= Aim =
Copy each line with the word "text" in it.

= Exercise inputs =
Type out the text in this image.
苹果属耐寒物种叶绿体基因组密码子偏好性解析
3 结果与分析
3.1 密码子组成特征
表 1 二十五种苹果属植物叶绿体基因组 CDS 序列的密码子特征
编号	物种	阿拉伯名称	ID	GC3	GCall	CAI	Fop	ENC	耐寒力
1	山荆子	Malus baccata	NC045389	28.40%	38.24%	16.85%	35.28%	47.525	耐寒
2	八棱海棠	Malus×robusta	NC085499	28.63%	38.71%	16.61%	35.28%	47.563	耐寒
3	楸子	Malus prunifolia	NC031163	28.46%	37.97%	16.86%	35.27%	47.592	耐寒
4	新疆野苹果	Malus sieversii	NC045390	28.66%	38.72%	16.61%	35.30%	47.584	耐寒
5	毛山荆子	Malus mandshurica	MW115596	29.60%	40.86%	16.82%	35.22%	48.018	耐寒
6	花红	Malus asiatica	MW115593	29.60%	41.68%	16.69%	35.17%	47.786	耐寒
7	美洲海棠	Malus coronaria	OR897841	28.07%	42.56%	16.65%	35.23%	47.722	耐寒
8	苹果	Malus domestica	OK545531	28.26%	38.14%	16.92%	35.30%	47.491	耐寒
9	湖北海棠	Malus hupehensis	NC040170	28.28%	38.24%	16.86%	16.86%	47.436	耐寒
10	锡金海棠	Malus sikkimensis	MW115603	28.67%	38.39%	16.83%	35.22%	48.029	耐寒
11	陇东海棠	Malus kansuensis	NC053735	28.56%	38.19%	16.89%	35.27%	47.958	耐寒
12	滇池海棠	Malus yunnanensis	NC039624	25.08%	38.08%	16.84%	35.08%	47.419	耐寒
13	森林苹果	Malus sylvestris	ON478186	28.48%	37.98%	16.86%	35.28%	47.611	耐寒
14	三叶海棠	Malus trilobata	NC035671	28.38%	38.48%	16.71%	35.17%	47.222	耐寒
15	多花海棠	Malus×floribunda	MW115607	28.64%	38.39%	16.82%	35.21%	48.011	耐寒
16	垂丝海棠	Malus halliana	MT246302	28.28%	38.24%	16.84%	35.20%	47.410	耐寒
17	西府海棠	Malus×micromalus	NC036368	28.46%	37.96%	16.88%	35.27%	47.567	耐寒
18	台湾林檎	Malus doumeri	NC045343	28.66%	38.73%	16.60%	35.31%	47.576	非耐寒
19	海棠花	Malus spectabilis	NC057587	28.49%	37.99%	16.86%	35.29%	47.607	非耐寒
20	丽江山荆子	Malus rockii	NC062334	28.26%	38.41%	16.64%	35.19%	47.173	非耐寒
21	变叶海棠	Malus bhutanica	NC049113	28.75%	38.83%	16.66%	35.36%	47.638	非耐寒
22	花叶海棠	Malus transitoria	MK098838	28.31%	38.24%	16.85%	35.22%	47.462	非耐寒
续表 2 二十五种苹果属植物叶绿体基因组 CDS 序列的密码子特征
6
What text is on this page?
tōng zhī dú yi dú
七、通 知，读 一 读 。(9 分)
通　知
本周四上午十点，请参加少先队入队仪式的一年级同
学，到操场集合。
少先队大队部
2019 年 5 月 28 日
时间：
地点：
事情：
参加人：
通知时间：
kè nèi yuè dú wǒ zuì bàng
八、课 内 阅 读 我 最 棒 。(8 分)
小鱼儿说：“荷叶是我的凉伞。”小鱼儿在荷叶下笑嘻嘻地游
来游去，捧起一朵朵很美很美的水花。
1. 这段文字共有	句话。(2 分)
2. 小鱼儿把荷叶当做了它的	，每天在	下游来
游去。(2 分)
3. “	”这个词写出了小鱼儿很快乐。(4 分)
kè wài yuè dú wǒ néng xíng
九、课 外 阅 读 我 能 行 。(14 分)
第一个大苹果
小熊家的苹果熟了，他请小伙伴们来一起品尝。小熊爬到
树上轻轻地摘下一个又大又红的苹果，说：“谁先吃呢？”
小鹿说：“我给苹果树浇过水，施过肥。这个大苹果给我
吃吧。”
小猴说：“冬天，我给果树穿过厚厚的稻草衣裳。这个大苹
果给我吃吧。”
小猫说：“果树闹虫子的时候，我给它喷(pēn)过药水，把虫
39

= The response =
Type out the text in this image.
What text is on this page?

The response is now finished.